* Exercise brief *
Are you able to quote each entry exactly as written?

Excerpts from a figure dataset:
--

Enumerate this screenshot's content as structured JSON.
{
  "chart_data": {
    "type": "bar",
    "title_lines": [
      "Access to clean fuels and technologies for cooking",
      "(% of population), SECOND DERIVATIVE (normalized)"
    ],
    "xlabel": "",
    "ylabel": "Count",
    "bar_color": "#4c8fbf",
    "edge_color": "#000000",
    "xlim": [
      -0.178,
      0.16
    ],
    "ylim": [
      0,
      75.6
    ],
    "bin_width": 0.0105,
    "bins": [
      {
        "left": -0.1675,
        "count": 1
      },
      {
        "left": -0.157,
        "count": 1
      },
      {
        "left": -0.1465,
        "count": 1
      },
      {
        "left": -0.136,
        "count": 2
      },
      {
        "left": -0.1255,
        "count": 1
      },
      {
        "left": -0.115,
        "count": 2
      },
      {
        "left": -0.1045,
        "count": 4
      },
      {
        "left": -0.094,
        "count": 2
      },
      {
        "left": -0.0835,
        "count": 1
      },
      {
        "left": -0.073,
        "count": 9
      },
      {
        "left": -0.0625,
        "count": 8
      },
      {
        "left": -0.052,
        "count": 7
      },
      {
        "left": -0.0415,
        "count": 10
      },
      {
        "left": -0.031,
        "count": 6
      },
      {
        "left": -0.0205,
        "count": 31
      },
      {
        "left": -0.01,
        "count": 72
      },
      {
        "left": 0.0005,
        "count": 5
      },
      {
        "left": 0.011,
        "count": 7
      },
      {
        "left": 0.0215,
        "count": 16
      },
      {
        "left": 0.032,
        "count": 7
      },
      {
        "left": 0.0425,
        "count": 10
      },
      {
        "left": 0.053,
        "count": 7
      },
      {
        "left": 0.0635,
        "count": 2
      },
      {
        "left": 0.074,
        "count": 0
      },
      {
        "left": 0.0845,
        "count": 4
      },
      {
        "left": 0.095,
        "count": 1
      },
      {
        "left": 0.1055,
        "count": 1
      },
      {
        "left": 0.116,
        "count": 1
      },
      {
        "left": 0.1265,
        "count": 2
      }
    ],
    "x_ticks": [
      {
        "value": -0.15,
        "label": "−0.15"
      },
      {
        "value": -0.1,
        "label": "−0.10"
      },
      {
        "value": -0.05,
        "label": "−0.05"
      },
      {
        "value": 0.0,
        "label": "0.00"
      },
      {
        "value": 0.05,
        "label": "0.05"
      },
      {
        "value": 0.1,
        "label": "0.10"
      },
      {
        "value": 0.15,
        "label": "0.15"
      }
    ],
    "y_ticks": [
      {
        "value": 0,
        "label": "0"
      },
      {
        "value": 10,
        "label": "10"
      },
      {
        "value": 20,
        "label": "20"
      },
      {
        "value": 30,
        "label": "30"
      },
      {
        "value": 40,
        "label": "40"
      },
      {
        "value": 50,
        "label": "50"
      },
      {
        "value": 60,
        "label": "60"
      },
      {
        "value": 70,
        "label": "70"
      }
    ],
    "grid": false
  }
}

--

* Worked solution *
Enumerate this screenshot's content as structured JSON.
{
  "chart_data": {
    "type": "bar",
    "title_lines": [
      "Access to clean fuels and technologies for cooking",
      "(% of population), SECOND DERIVATIVE (normalized)"
    ],
    "xlabel": "",
    "ylabel": "Count",
    "bar_color": "#4c8fbf",
    "edge_color": "#000000",
    "xlim": [
      -0.178,
      0.16
    ],
    "ylim": [
      0,
      75.6
    ],
    "bin_width": 0.0105,
    "bins": [
      {
        "left": -0.1675,
        "count": 1
      },
      {
        "left": -0.157,
        "count": 1
      },
      {
        "left": -0.1465,
        "count": 1
      },
      {
        "left": -0.136,
        "count": 2
      },
      {
        "left": -0.1255,
        "count": 1
      },
      {
        "left": -0.115,
        "count": 2
      },
      {
        "left": -0.1045,
        "count": 4
      },
      {
        "left": -0.094,
        "count": 2
      },
      {
        "left": -0.0835,
        "count": 1
      },
      {
        "left": -0.073,
        "count": 9
      },
      {
        "left": -0.0625,
        "count": 8
      },
      {
        "left": -0.052,
        "count": 7
      },
      {
        "left": -0.0415,
        "count": 10
      },
      {
        "left": -0.031,
        "count": 6
      },
      {
        "left": -0.0205,
        "count": 31
      },
      {
        "left": -0.01,
        "count": 72
      },
      {
        "left": 0.0005,
        "count": 5
      },
      {
        "left": 0.011,
        "count": 7
      },
      {
        "left": 0.0215,
        "count": 16
      },
      {
        "left": 0.032,
        "count": 7
      },
      {
        "left": 0.0425,
        "count": 10
      },
      {
        "left": 0.053,
        "count": 7
      },
      {
        "left": 0.0635,
        "count": 2
      },
      {
        "left": 0.074,
        "count": 0
      },
      {
        "left": 0.0845,
        "count": 4
      },
      {
        "left": 0.095,
        "count": 1
      },
      {
        "left": 0.1055,
        "count": 1
      },
      {
        "left": 0.116,
        "count": 1
      },
      {
        "left": 0.1265,
        "count": 2
      }
    ],
    "x_ticks": [
      {
        "value": -0.15,
        "label": "−0.15"
      },
      {
        "value": -0.1,
        "label": "−0.10"
      },
      {
        "value": -0.05,
        "label": "−0.05"
      },
      {
        "value": 0.0,
        "label": "0.00"
      },
      {
        "value": 0.05,
        "label": "0.05"
      },
      {
        "value": 0.1,
        "label": "0.10"
      },
      {
        "value": 0.15,
        "label": "0.15"
      }
    ],
    "y_ticks": [
      {
        "value": 0,
        "label": "0"
      },
      {
        "value": 10,
        "label": "10"
      },
      {
        "value": 20,
        "label": "20"
      },
      {
        "value": 30,
        "label": "30"
      },
      {
        "value": 40,
        "label": "40"
      },
      {
        "value": 50,
        "label": "50"
      },
      {
        "value": 60,
        "label": "60"
      },
      {
        "value": 70,
        "label": "70"
      }
    ],
    "grid": false
  }
}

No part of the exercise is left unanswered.